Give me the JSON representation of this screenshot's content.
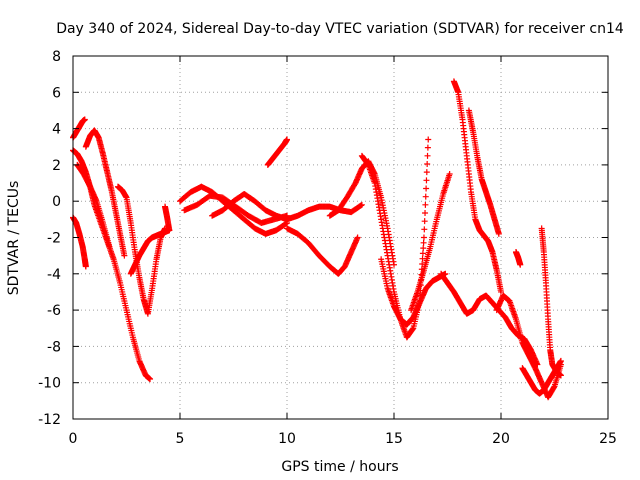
{
  "chart_data": {
    "type": "scatter",
    "title": "Day 340 of 2024, Sidereal Day-to-day VTEC variation (SDTVAR) for receiver cn14",
    "xlabel": "GPS time / hours",
    "ylabel": "SDTVAR / TECUs",
    "xlim": [
      0,
      25
    ],
    "ylim": [
      -12,
      8
    ],
    "xticks": [
      0,
      5,
      10,
      15,
      20,
      25
    ],
    "yticks": [
      -12,
      -10,
      -8,
      -6,
      -4,
      -2,
      0,
      2,
      4,
      6,
      8
    ],
    "grid": true,
    "marker": "+",
    "color": "#ff0000",
    "series": [
      {
        "name": "s1",
        "x": [
          0.0,
          0.2,
          0.4,
          0.6,
          0.8,
          1.0,
          1.3,
          1.6,
          1.9,
          2.2,
          2.5,
          2.8,
          3.1,
          3.4,
          3.6
        ],
        "y": [
          2.8,
          2.6,
          2.2,
          1.6,
          0.8,
          -0.2,
          -1.2,
          -2.2,
          -3.2,
          -4.5,
          -6.0,
          -7.5,
          -8.8,
          -9.6,
          -9.8
        ]
      },
      {
        "name": "s2",
        "x": [
          0.0,
          0.15,
          0.3,
          0.45,
          0.55
        ],
        "y": [
          3.5,
          3.8,
          4.1,
          4.4,
          4.5
        ]
      },
      {
        "name": "s3",
        "x": [
          0.0,
          0.15,
          0.3,
          0.45,
          0.55,
          0.6
        ],
        "y": [
          -0.9,
          -1.2,
          -1.8,
          -2.5,
          -3.2,
          -3.6
        ]
      },
      {
        "name": "s4",
        "x": [
          0.6,
          0.8,
          1.0,
          1.2,
          1.4,
          1.6,
          1.8,
          2.0,
          2.2,
          2.4
        ],
        "y": [
          3.0,
          3.6,
          3.9,
          3.5,
          2.6,
          1.6,
          0.6,
          -0.6,
          -1.8,
          -3.0
        ]
      },
      {
        "name": "s5",
        "x": [
          0.2,
          0.5,
          0.8,
          1.1,
          1.4,
          1.7
        ],
        "y": [
          2.0,
          1.5,
          0.8,
          0.0,
          -1.2,
          -2.5
        ]
      },
      {
        "name": "s6",
        "x": [
          2.1,
          2.3,
          2.5,
          2.7,
          2.9,
          3.1,
          3.3,
          3.5,
          3.7,
          3.9,
          4.1,
          4.3
        ],
        "y": [
          0.8,
          0.6,
          0.2,
          -1.2,
          -2.8,
          -4.2,
          -5.4,
          -6.2,
          -4.8,
          -3.2,
          -2.0,
          -1.5
        ]
      },
      {
        "name": "s7",
        "x": [
          2.7,
          2.9,
          3.1,
          3.3,
          3.5,
          3.7,
          3.9,
          4.1,
          4.3,
          4.5
        ],
        "y": [
          -4.0,
          -3.5,
          -3.0,
          -2.6,
          -2.2,
          -2.0,
          -1.9,
          -1.8,
          -1.7,
          -1.6
        ]
      },
      {
        "name": "s8",
        "x": [
          4.3,
          4.4,
          4.5
        ],
        "y": [
          -0.3,
          -0.9,
          -1.6
        ]
      },
      {
        "name": "s9",
        "x": [
          5.0,
          5.5,
          6.0,
          6.5,
          7.0,
          7.5,
          8.0,
          8.5,
          9.0,
          9.5,
          10.0
        ],
        "y": [
          0.0,
          0.5,
          0.8,
          0.5,
          0.0,
          -0.5,
          -1.0,
          -1.5,
          -1.8,
          -1.6,
          -1.2
        ]
      },
      {
        "name": "s10",
        "x": [
          5.2,
          5.8,
          6.4,
          7.0,
          7.6,
          8.2,
          8.8,
          9.4,
          10.0
        ],
        "y": [
          -0.5,
          -0.2,
          0.3,
          0.2,
          -0.3,
          -0.8,
          -1.2,
          -1.0,
          -0.8
        ]
      },
      {
        "name": "s11",
        "x": [
          6.5,
          7.0,
          7.5,
          8.0,
          8.5,
          9.0,
          9.5,
          10.0,
          10.5,
          11.0,
          11.5,
          12.0,
          12.5,
          13.0,
          13.5
        ],
        "y": [
          -0.8,
          -0.5,
          0.0,
          0.4,
          0.0,
          -0.5,
          -0.8,
          -1.0,
          -0.8,
          -0.5,
          -0.3,
          -0.3,
          -0.5,
          -0.6,
          -0.2
        ]
      },
      {
        "name": "s12",
        "x": [
          9.1,
          9.3,
          9.5,
          9.7,
          9.9,
          10.0
        ],
        "y": [
          2.0,
          2.3,
          2.6,
          2.9,
          3.2,
          3.4
        ]
      },
      {
        "name": "s13",
        "x": [
          10.0,
          10.5,
          11.0,
          11.5,
          12.0,
          12.4,
          12.7,
          13.0,
          13.3
        ],
        "y": [
          -1.5,
          -1.8,
          -2.3,
          -3.0,
          -3.6,
          -4.0,
          -3.6,
          -2.8,
          -2.0
        ]
      },
      {
        "name": "s14",
        "x": [
          12.0,
          12.4,
          12.8,
          13.2,
          13.5,
          13.8,
          14.1,
          14.4,
          14.7,
          15.0
        ],
        "y": [
          -0.8,
          -0.5,
          0.2,
          1.0,
          1.8,
          2.2,
          1.5,
          0.2,
          -1.5,
          -3.5
        ]
      },
      {
        "name": "s15",
        "x": [
          13.5,
          13.8,
          14.1,
          14.4,
          14.7,
          15.0,
          15.3,
          15.6,
          15.9,
          16.2,
          16.4,
          16.6
        ],
        "y": [
          2.5,
          2.0,
          1.0,
          -1.0,
          -3.0,
          -5.0,
          -6.5,
          -7.5,
          -7.0,
          -5.5,
          -2.0,
          3.4
        ]
      },
      {
        "name": "s16",
        "x": [
          14.4,
          14.7,
          15.0,
          15.3,
          15.6,
          15.9,
          16.2,
          16.5,
          16.8,
          17.1,
          17.4
        ],
        "y": [
          -3.2,
          -4.8,
          -5.8,
          -6.5,
          -6.8,
          -6.4,
          -5.6,
          -4.8,
          -4.4,
          -4.2,
          -4.0
        ]
      },
      {
        "name": "s17",
        "x": [
          15.8,
          16.1,
          16.4,
          16.7,
          17.0,
          17.3,
          17.6
        ],
        "y": [
          -6.0,
          -5.0,
          -3.8,
          -2.5,
          -1.0,
          0.4,
          1.5
        ]
      },
      {
        "name": "s18",
        "x": [
          17.2,
          17.5,
          17.8,
          18.1,
          18.4,
          18.7,
          19.0,
          19.3,
          19.6,
          19.9,
          20.2,
          20.5,
          20.8,
          21.1,
          21.4,
          21.7
        ],
        "y": [
          -4.0,
          -4.5,
          -5.0,
          -5.6,
          -6.2,
          -6.0,
          -5.4,
          -5.2,
          -5.6,
          -6.0,
          -6.4,
          -7.0,
          -7.4,
          -7.6,
          -8.2,
          -9.0
        ]
      },
      {
        "name": "s19",
        "x": [
          17.8,
          18.0,
          18.2,
          18.4,
          18.6,
          18.8,
          19.0,
          19.2,
          19.4,
          19.6,
          19.8,
          20.0
        ],
        "y": [
          6.6,
          6.0,
          4.5,
          2.5,
          0.5,
          -1.0,
          -1.6,
          -1.9,
          -2.2,
          -2.8,
          -3.8,
          -5.0
        ]
      },
      {
        "name": "s20",
        "x": [
          18.5,
          18.7,
          18.9,
          19.1,
          19.3,
          19.5,
          19.7,
          19.9
        ],
        "y": [
          5.0,
          3.8,
          2.4,
          1.2,
          0.5,
          -0.2,
          -1.0,
          -1.8
        ]
      },
      {
        "name": "s21",
        "x": [
          19.8,
          20.1,
          20.4,
          20.7,
          21.0,
          21.3,
          21.6,
          21.9,
          22.2,
          22.5,
          22.8
        ],
        "y": [
          -6.0,
          -5.2,
          -5.5,
          -6.5,
          -7.8,
          -8.5,
          -9.2,
          -10.0,
          -10.8,
          -10.2,
          -9.0
        ]
      },
      {
        "name": "s22",
        "x": [
          20.7,
          20.8,
          20.9
        ],
        "y": [
          -2.8,
          -3.1,
          -3.5
        ]
      },
      {
        "name": "s23",
        "x": [
          21.0,
          21.2,
          21.4,
          21.6,
          21.8,
          22.0,
          22.2,
          22.4,
          22.6,
          22.8
        ],
        "y": [
          -9.2,
          -9.6,
          -10.0,
          -10.4,
          -10.6,
          -10.4,
          -10.0,
          -9.6,
          -9.2,
          -8.8
        ]
      },
      {
        "name": "s24",
        "x": [
          21.9,
          22.0,
          22.1,
          22.2,
          22.3,
          22.4,
          22.6,
          22.8
        ],
        "y": [
          -1.5,
          -2.8,
          -4.5,
          -6.5,
          -8.2,
          -9.0,
          -9.4,
          -9.6
        ]
      }
    ]
  }
}
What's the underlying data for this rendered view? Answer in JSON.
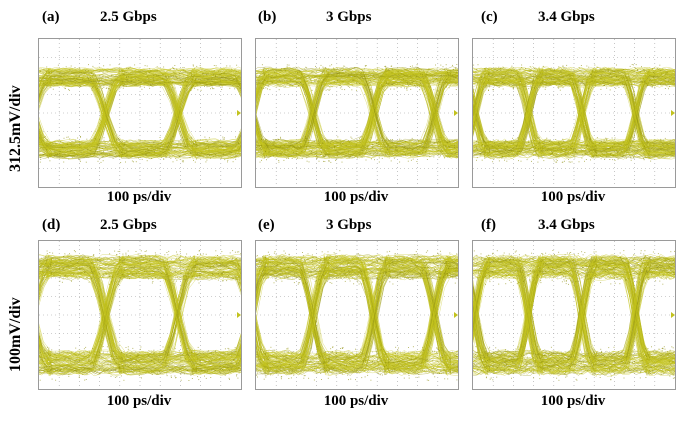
{
  "figure": {
    "row_labels": [
      "312.5mV/div",
      "100mV/div"
    ],
    "panels": [
      {
        "label": "(a)",
        "rate": "2.5 Gbps",
        "xlabel": "100 ps/div",
        "bit_rate_gbps": 2.5
      },
      {
        "label": "(b)",
        "rate": "3 Gbps",
        "xlabel": "100 ps/div",
        "bit_rate_gbps": 3.0
      },
      {
        "label": "(c)",
        "rate": "3.4 Gbps",
        "xlabel": "100 ps/div",
        "bit_rate_gbps": 3.4
      },
      {
        "label": "(d)",
        "rate": "2.5 Gbps",
        "xlabel": "100 ps/div",
        "bit_rate_gbps": 2.5
      },
      {
        "label": "(e)",
        "rate": "3 Gbps",
        "xlabel": "100 ps/div",
        "bit_rate_gbps": 3.0
      },
      {
        "label": "(f)",
        "rate": "3.4 Gbps",
        "xlabel": "100 ps/div",
        "bit_rate_gbps": 3.4
      }
    ],
    "colors": {
      "trace": "#c2c21e",
      "trace_dark": "#8f8f10",
      "grid": "#a0a0a0",
      "frame": "#9a9a9a"
    }
  }
}
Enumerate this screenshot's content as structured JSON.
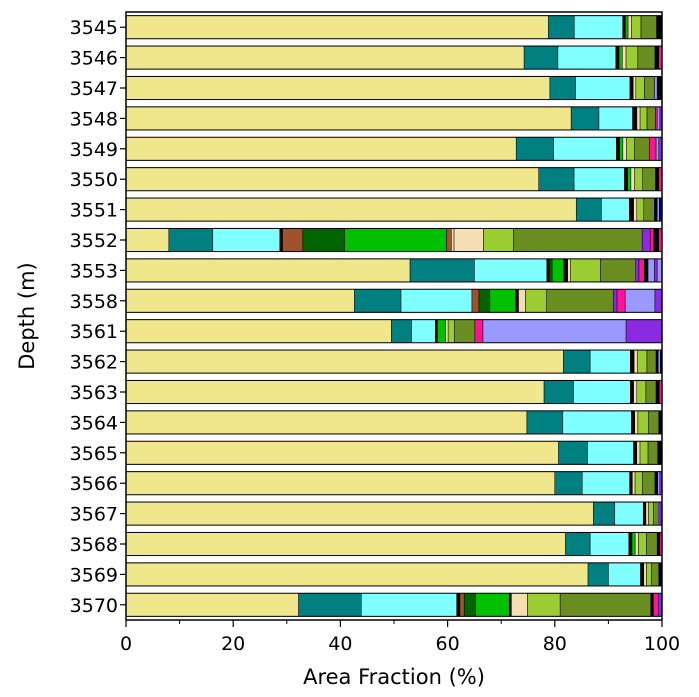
{
  "chart_data": {
    "type": "bar",
    "orientation": "horizontal",
    "stacked": true,
    "xlabel": "Area Fraction (%)",
    "ylabel": "Depth (m)",
    "xlim": [
      0,
      100
    ],
    "x_ticks": [
      0,
      20,
      40,
      60,
      80,
      100
    ],
    "grid": false,
    "legend": "none",
    "categories": [
      "3545",
      "3546",
      "3547",
      "3548",
      "3549",
      "3550",
      "3551",
      "3552",
      "3553",
      "3558",
      "3561",
      "3562",
      "3563",
      "3564",
      "3565",
      "3566",
      "3567",
      "3568",
      "3569",
      "3570"
    ],
    "component_colors": [
      "#F0E68C",
      "#008080",
      "#7FFFFF",
      "#000000",
      "#A0522D",
      "#006400",
      "#00C000",
      "#F5DEB3",
      "#9ACD32",
      "#6B8E23",
      "#FF1493",
      "#9999FF",
      "#8A2BE2",
      "#000080"
    ],
    "segments": [
      [
        [
          78.5,
          "#F0E68C"
        ],
        [
          4.8,
          "#008080"
        ],
        [
          9.0,
          "#7FFFFF"
        ],
        [
          0.5,
          "#000000"
        ],
        [
          0.5,
          "#00C000"
        ],
        [
          0.6,
          "#F5DEB3"
        ],
        [
          1.8,
          "#9ACD32"
        ],
        [
          2.9,
          "#6B8E23"
        ],
        [
          1.0,
          "#000000"
        ]
      ],
      [
        [
          74.2,
          "#F0E68C"
        ],
        [
          6.3,
          "#008080"
        ],
        [
          10.8,
          "#7FFFFF"
        ],
        [
          0.6,
          "#000000"
        ],
        [
          0.6,
          "#00C000"
        ],
        [
          0.7,
          "#F5DEB3"
        ],
        [
          2.2,
          "#9ACD32"
        ],
        [
          3.2,
          "#6B8E23"
        ],
        [
          0.7,
          "#000000"
        ],
        [
          0.6,
          "#FF1493"
        ]
      ],
      [
        [
          79.4,
          "#F0E68C"
        ],
        [
          4.8,
          "#008080"
        ],
        [
          10.2,
          "#7FFFFF"
        ],
        [
          0.6,
          "#000000"
        ],
        [
          0.5,
          "#F5DEB3"
        ],
        [
          1.6,
          "#9ACD32"
        ],
        [
          1.9,
          "#6B8E23"
        ],
        [
          0.5,
          "#9999FF"
        ],
        [
          0.9,
          "#000000"
        ]
      ],
      [
        [
          83.3,
          "#F0E68C"
        ],
        [
          5.2,
          "#008080"
        ],
        [
          6.3,
          "#7FFFFF"
        ],
        [
          0.8,
          "#000000"
        ],
        [
          0.6,
          "#F5DEB3"
        ],
        [
          1.3,
          "#9ACD32"
        ],
        [
          1.6,
          "#6B8E23"
        ],
        [
          0.3,
          "#FF1493"
        ],
        [
          0.5,
          "#9999FF"
        ],
        [
          0.4,
          "#8A2BE2"
        ]
      ],
      [
        [
          72.8,
          "#F0E68C"
        ],
        [
          7.0,
          "#008080"
        ],
        [
          11.7,
          "#7FFFFF"
        ],
        [
          0.6,
          "#000000"
        ],
        [
          0.6,
          "#00C000"
        ],
        [
          0.7,
          "#F5DEB3"
        ],
        [
          1.5,
          "#9ACD32"
        ],
        [
          2.8,
          "#6B8E23"
        ],
        [
          1.2,
          "#FF1493"
        ],
        [
          0.5,
          "#9999FF"
        ],
        [
          0.6,
          "#8A2BE2"
        ]
      ],
      [
        [
          77.0,
          "#F0E68C"
        ],
        [
          6.6,
          "#008080"
        ],
        [
          9.4,
          "#7FFFFF"
        ],
        [
          0.6,
          "#000000"
        ],
        [
          0.6,
          "#00C000"
        ],
        [
          0.7,
          "#F5DEB3"
        ],
        [
          1.5,
          "#9ACD32"
        ],
        [
          2.4,
          "#6B8E23"
        ],
        [
          0.6,
          "#000000"
        ],
        [
          0.6,
          "#FF1493"
        ]
      ],
      [
        [
          84.0,
          "#F0E68C"
        ],
        [
          4.7,
          "#008080"
        ],
        [
          5.2,
          "#7FFFFF"
        ],
        [
          0.8,
          "#000000"
        ],
        [
          0.6,
          "#F5DEB3"
        ],
        [
          1.3,
          "#9ACD32"
        ],
        [
          2.0,
          "#6B8E23"
        ],
        [
          0.5,
          "#000000"
        ],
        [
          0.4,
          "#9999FF"
        ],
        [
          0.5,
          "#000080"
        ]
      ],
      [
        [
          8.0,
          "#F0E68C"
        ],
        [
          8.2,
          "#008080"
        ],
        [
          12.5,
          "#7FFFFF"
        ],
        [
          0.5,
          "#000000"
        ],
        [
          3.8,
          "#A0522D"
        ],
        [
          7.8,
          "#006400"
        ],
        [
          19.0,
          "#00C000"
        ],
        [
          0.9,
          "#A0522D"
        ],
        [
          0.5,
          "#F5DEB3"
        ],
        [
          5.5,
          "#F5DEB3"
        ],
        [
          5.6,
          "#9ACD32"
        ],
        [
          24.0,
          "#6B8E23"
        ],
        [
          1.5,
          "#8A2BE2"
        ],
        [
          0.7,
          "#FF1493"
        ],
        [
          0.9,
          "#000000"
        ],
        [
          0.6,
          "#FF1493"
        ]
      ],
      [
        [
          53.0,
          "#F0E68C"
        ],
        [
          12.0,
          "#008080"
        ],
        [
          13.5,
          "#7FFFFF"
        ],
        [
          0.5,
          "#000000"
        ],
        [
          0.5,
          "#006400"
        ],
        [
          2.2,
          "#00C000"
        ],
        [
          0.7,
          "#000000"
        ],
        [
          0.5,
          "#F5DEB3"
        ],
        [
          5.6,
          "#9ACD32"
        ],
        [
          6.6,
          "#6B8E23"
        ],
        [
          0.6,
          "#8A2BE2"
        ],
        [
          1.0,
          "#FF1493"
        ],
        [
          0.7,
          "#000000"
        ],
        [
          1.2,
          "#9999FF"
        ],
        [
          0.5,
          "#8A2BE2"
        ],
        [
          0.9,
          "#9999FF"
        ]
      ],
      [
        [
          42.2,
          "#F0E68C"
        ],
        [
          8.6,
          "#008080"
        ],
        [
          13.1,
          "#7FFFFF"
        ],
        [
          1.3,
          "#A0522D"
        ],
        [
          2.0,
          "#006400"
        ],
        [
          4.8,
          "#00C000"
        ],
        [
          0.5,
          "#000000"
        ],
        [
          1.3,
          "#F5DEB3"
        ],
        [
          3.9,
          "#9ACD32"
        ],
        [
          12.3,
          "#6B8E23"
        ],
        [
          0.7,
          "#8A2BE2"
        ],
        [
          1.5,
          "#FF1493"
        ],
        [
          5.5,
          "#9999FF"
        ],
        [
          1.3,
          "#8A2BE2"
        ]
      ],
      [
        [
          49.5,
          "#F0E68C"
        ],
        [
          3.8,
          "#008080"
        ],
        [
          4.4,
          "#7FFFFF"
        ],
        [
          0.4,
          "#000000"
        ],
        [
          1.5,
          "#00C000"
        ],
        [
          0.5,
          "#F5DEB3"
        ],
        [
          1.2,
          "#9ACD32"
        ],
        [
          3.8,
          "#6B8E23"
        ],
        [
          1.5,
          "#FF1493"
        ],
        [
          26.7,
          "#9999FF"
        ],
        [
          6.7,
          "#8A2BE2"
        ]
      ],
      [
        [
          81.6,
          "#F0E68C"
        ],
        [
          5.0,
          "#008080"
        ],
        [
          7.5,
          "#7FFFFF"
        ],
        [
          0.7,
          "#000000"
        ],
        [
          0.6,
          "#F5DEB3"
        ],
        [
          1.8,
          "#9ACD32"
        ],
        [
          1.7,
          "#6B8E23"
        ],
        [
          0.4,
          "#000000"
        ],
        [
          0.4,
          "#9999FF"
        ],
        [
          0.3,
          "#000080"
        ]
      ],
      [
        [
          78.0,
          "#F0E68C"
        ],
        [
          5.5,
          "#008080"
        ],
        [
          10.6,
          "#7FFFFF"
        ],
        [
          0.6,
          "#000000"
        ],
        [
          0.6,
          "#F5DEB3"
        ],
        [
          1.7,
          "#9ACD32"
        ],
        [
          1.9,
          "#6B8E23"
        ],
        [
          0.6,
          "#000000"
        ],
        [
          0.5,
          "#FF1493"
        ]
      ],
      [
        [
          74.8,
          "#F0E68C"
        ],
        [
          6.7,
          "#008080"
        ],
        [
          12.8,
          "#7FFFFF"
        ],
        [
          0.6,
          "#000000"
        ],
        [
          0.6,
          "#F5DEB3"
        ],
        [
          2.0,
          "#9ACD32"
        ],
        [
          1.9,
          "#6B8E23"
        ],
        [
          0.6,
          "#000000"
        ]
      ],
      [
        [
          80.7,
          "#F0E68C"
        ],
        [
          5.4,
          "#008080"
        ],
        [
          8.6,
          "#7FFFFF"
        ],
        [
          0.6,
          "#000000"
        ],
        [
          0.6,
          "#F5DEB3"
        ],
        [
          1.5,
          "#9ACD32"
        ],
        [
          1.8,
          "#6B8E23"
        ],
        [
          0.8,
          "#000000"
        ]
      ],
      [
        [
          79.6,
          "#F0E68C"
        ],
        [
          5.1,
          "#008080"
        ],
        [
          8.8,
          "#7FFFFF"
        ],
        [
          0.5,
          "#000000"
        ],
        [
          0.5,
          "#F5DEB3"
        ],
        [
          1.4,
          "#9ACD32"
        ],
        [
          2.3,
          "#6B8E23"
        ],
        [
          0.5,
          "#000000"
        ],
        [
          0.4,
          "#9999FF"
        ],
        [
          0.4,
          "#8A2BE2"
        ]
      ],
      [
        [
          87.1,
          "#F0E68C"
        ],
        [
          4.0,
          "#008080"
        ],
        [
          5.3,
          "#7FFFFF"
        ],
        [
          0.5,
          "#000000"
        ],
        [
          0.5,
          "#F5DEB3"
        ],
        [
          0.9,
          "#9ACD32"
        ],
        [
          0.9,
          "#6B8E23"
        ],
        [
          0.3,
          "#9999FF"
        ],
        [
          0.4,
          "#8A2BE2"
        ]
      ],
      [
        [
          82.0,
          "#F0E68C"
        ],
        [
          4.6,
          "#008080"
        ],
        [
          7.2,
          "#7FFFFF"
        ],
        [
          0.6,
          "#000000"
        ],
        [
          0.6,
          "#00C000"
        ],
        [
          0.6,
          "#F5DEB3"
        ],
        [
          1.5,
          "#9ACD32"
        ],
        [
          2.0,
          "#6B8E23"
        ],
        [
          0.5,
          "#000000"
        ],
        [
          0.4,
          "#FF1493"
        ]
      ],
      [
        [
          86.2,
          "#F0E68C"
        ],
        [
          3.8,
          "#008080"
        ],
        [
          6.0,
          "#7FFFFF"
        ],
        [
          0.6,
          "#000000"
        ],
        [
          0.5,
          "#F5DEB3"
        ],
        [
          0.9,
          "#9ACD32"
        ],
        [
          1.4,
          "#6B8E23"
        ],
        [
          0.6,
          "#000000"
        ]
      ],
      [
        [
          32.2,
          "#F0E68C"
        ],
        [
          11.7,
          "#008080"
        ],
        [
          17.8,
          "#7FFFFF"
        ],
        [
          0.6,
          "#000000"
        ],
        [
          0.8,
          "#A0522D"
        ],
        [
          2.1,
          "#006400"
        ],
        [
          6.3,
          "#00C000"
        ],
        [
          0.4,
          "#000000"
        ],
        [
          3.0,
          "#F5DEB3"
        ],
        [
          6.1,
          "#9ACD32"
        ],
        [
          16.9,
          "#6B8E23"
        ],
        [
          0.5,
          "#000000"
        ],
        [
          0.9,
          "#FF1493"
        ],
        [
          0.7,
          "#8A2BE2"
        ]
      ]
    ]
  }
}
********************
From the data above, work out how many lines hold "JSON". Answer with the number alone.

Output for this task:
3